§ **TASK REQUIREMENTS**: Using the records provided below, locate and copy each line that contains the word "title".

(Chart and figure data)
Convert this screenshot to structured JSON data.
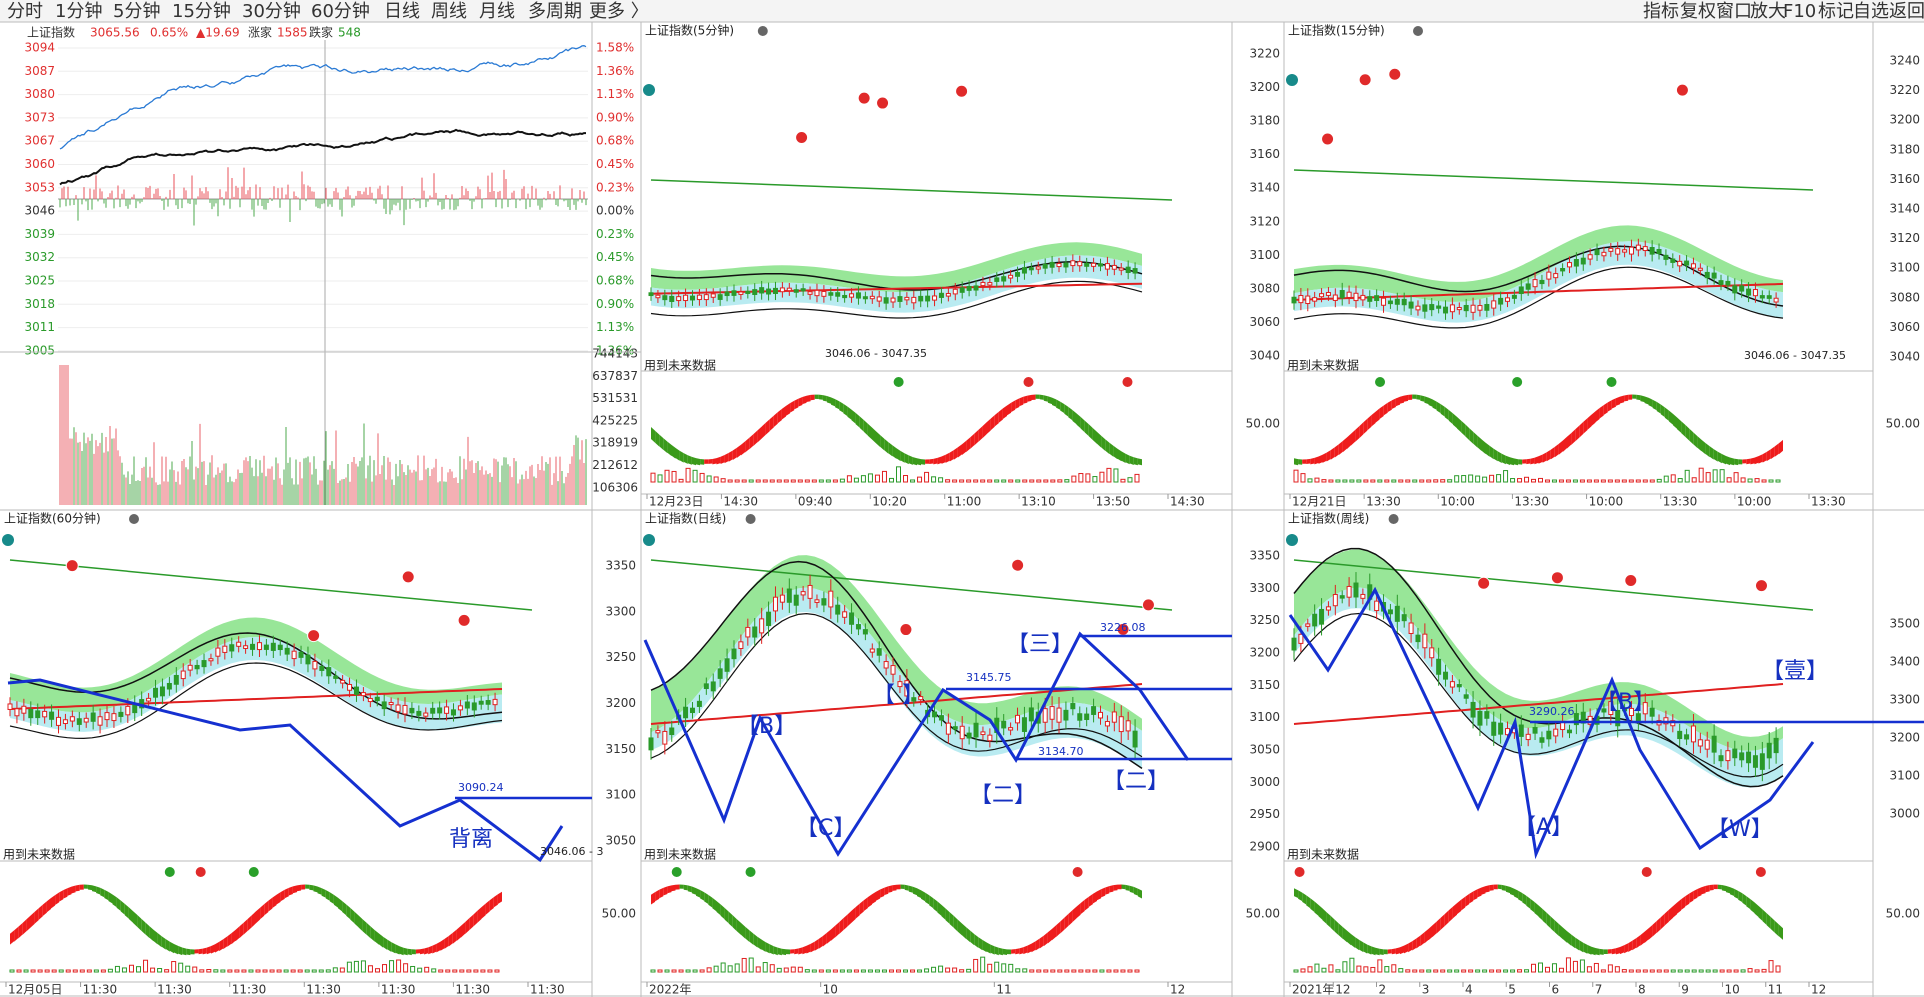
{
  "toolbar": {
    "left": [
      "分时",
      "1分钟",
      "5分钟",
      "15分钟",
      "30分钟",
      "60分钟",
      "日线",
      "周线",
      "月线",
      "多周期",
      "更多 〉"
    ],
    "right": [
      "指标",
      "复权",
      "窗口",
      "放大",
      "F10",
      "标记",
      "自选",
      "返回"
    ]
  },
  "intraday": {
    "title": "上证指数",
    "price": "3065.56",
    "change_pct": "0.65%",
    "change": "▲19.69",
    "up_label": "涨家",
    "up": "1585",
    "down_label": "跌家",
    "down": "548",
    "price_ticks": [
      "3094",
      "3087",
      "3080",
      "3073",
      "3067",
      "3060",
      "3053",
      "3046",
      "3039",
      "3032",
      "3025",
      "3018",
      "3011",
      "3005"
    ],
    "pct_ticks": [
      "1.58%",
      "1.36%",
      "1.13%",
      "0.90%",
      "0.68%",
      "0.45%",
      "0.23%",
      "0.00%",
      "0.23%",
      "0.45%",
      "0.68%",
      "0.90%",
      "1.13%",
      "1.36%"
    ],
    "volume_ticks": [
      "744143",
      "637837",
      "531531",
      "425225",
      "318919",
      "212612",
      "106306"
    ]
  },
  "panels": [
    {
      "title": "上证指数(5分钟)",
      "note": "用到未来数据",
      "x_labels": [
        "12月23日",
        "14:30",
        "09:40",
        "10:20",
        "11:00",
        "13:10",
        "13:50",
        "14:30"
      ],
      "annotations": [
        "3046.06 - 3047.35"
      ]
    },
    {
      "title": "上证指数(15分钟)",
      "note": "用到未来数据",
      "y_ticks": [
        "3220",
        "3200",
        "3180",
        "3160",
        "3140",
        "3120",
        "3100",
        "3080",
        "3060",
        "3040"
      ],
      "y_ticks_right": [
        "3240",
        "3220",
        "3200",
        "3180",
        "3160",
        "3140",
        "3120",
        "3100",
        "3080",
        "3060",
        "3040"
      ],
      "indicator_tick": "50.00",
      "x_labels": [
        "12月21日",
        "13:30",
        "10:00",
        "13:30",
        "10:00",
        "13:30",
        "10:00",
        "13:30"
      ],
      "annotations": [
        "3046.06 - 3047.35"
      ]
    },
    {
      "title": "上证指数(60分钟)",
      "note": "用到未来数据",
      "x_labels": [
        "12月05日",
        "11:30",
        "11:30",
        "11:30",
        "11:30",
        "11:30",
        "11:30",
        "11:30"
      ],
      "annotations": [
        "3090.24",
        "背离",
        "3046.06 - 3"
      ]
    },
    {
      "title": "上证指数(日线)",
      "note": "用到未来数据",
      "y_ticks": [
        "3350",
        "3300",
        "3250",
        "3200",
        "3150",
        "3100",
        "3050"
      ],
      "indicator_tick": "50.00",
      "x_labels": [
        "2022年",
        "10",
        "11",
        "12"
      ],
      "annotations": [
        "【B】",
        "【C】",
        "【  】",
        "【二】",
        "【三】",
        "【二】",
        "3145.75",
        "3226.08",
        "3134.70"
      ]
    },
    {
      "title": "上证指数(周线)",
      "note": "用到未来数据",
      "y_ticks": [
        "3350",
        "3300",
        "3250",
        "3200",
        "3150",
        "3100",
        "3050",
        "3000",
        "2950",
        "2900"
      ],
      "y_ticks_right": [
        "3500",
        "3400",
        "3300",
        "3200",
        "3100",
        "3000"
      ],
      "indicator_tick": "50.00",
      "x_labels": [
        "2021年",
        "12",
        "2",
        "3",
        "4",
        "5",
        "6",
        "7",
        "8",
        "9",
        "10",
        "11",
        "12"
      ],
      "annotations": [
        "【B】",
        "【A】",
        "【W】",
        "【壹】",
        "3290.26"
      ]
    }
  ]
}
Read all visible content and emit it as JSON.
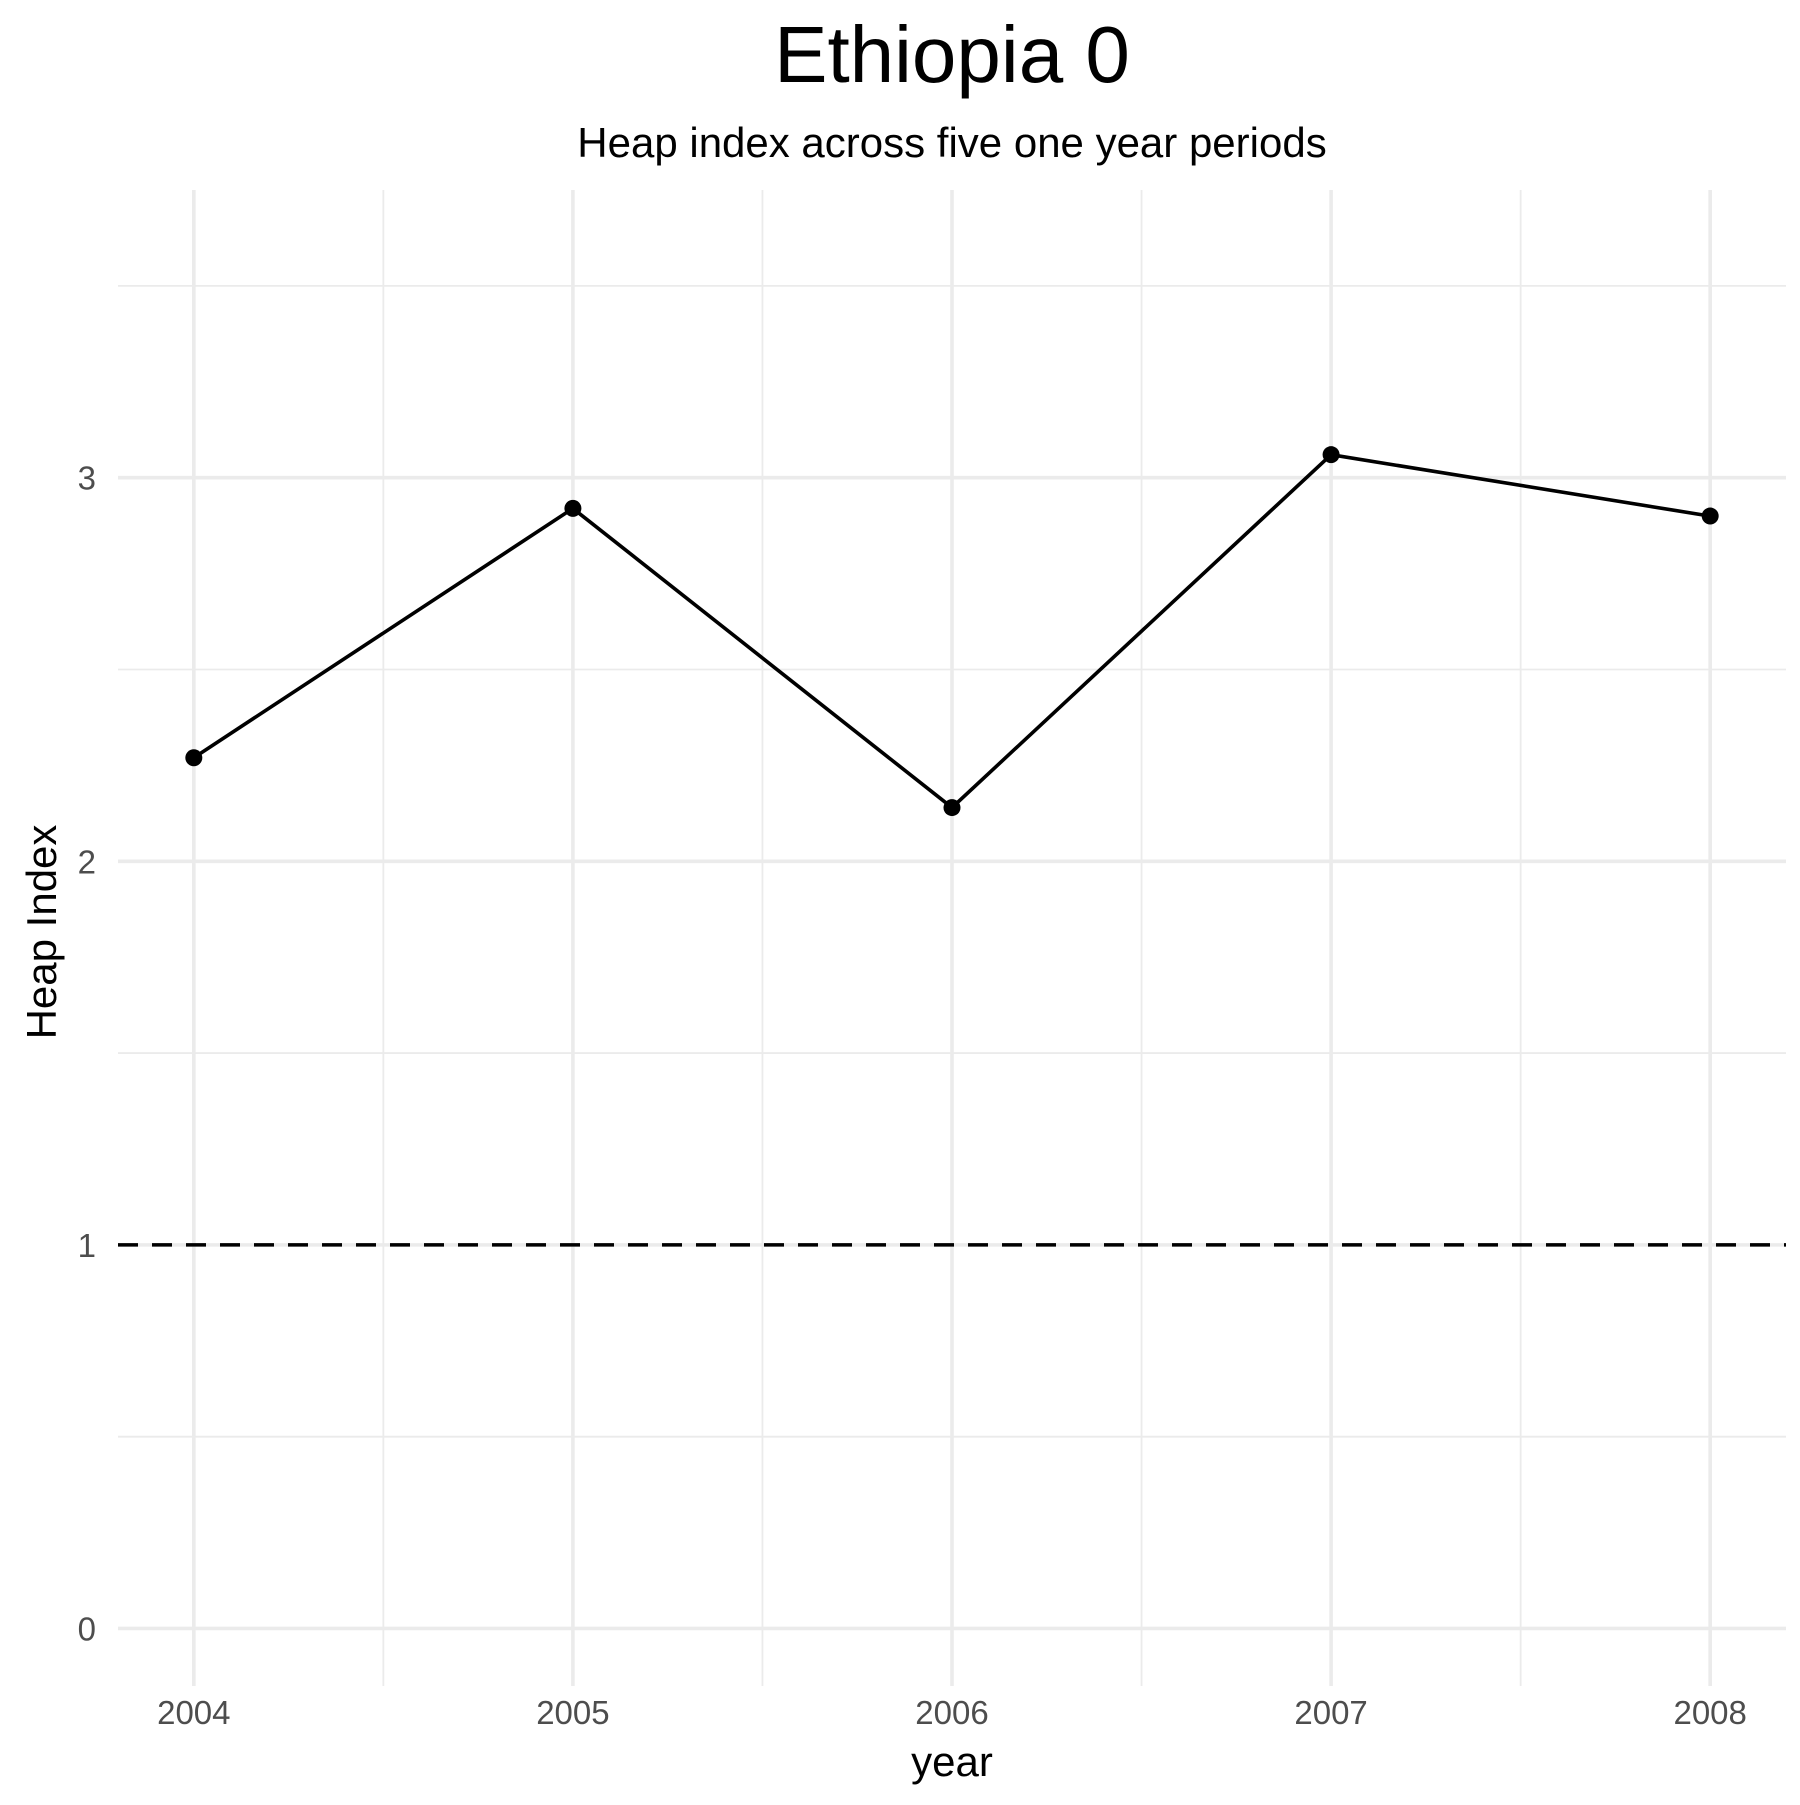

§ **EXPECTED OUTPUT**:
    "title": "上证指数",
      "title": "上证指数(5分钟)",
      "title": "上证指数(15分钟)",
      "title": "上证指数(60分钟)",
      "title": "上证指数(日线)",
      "title": "上证指数(周线)",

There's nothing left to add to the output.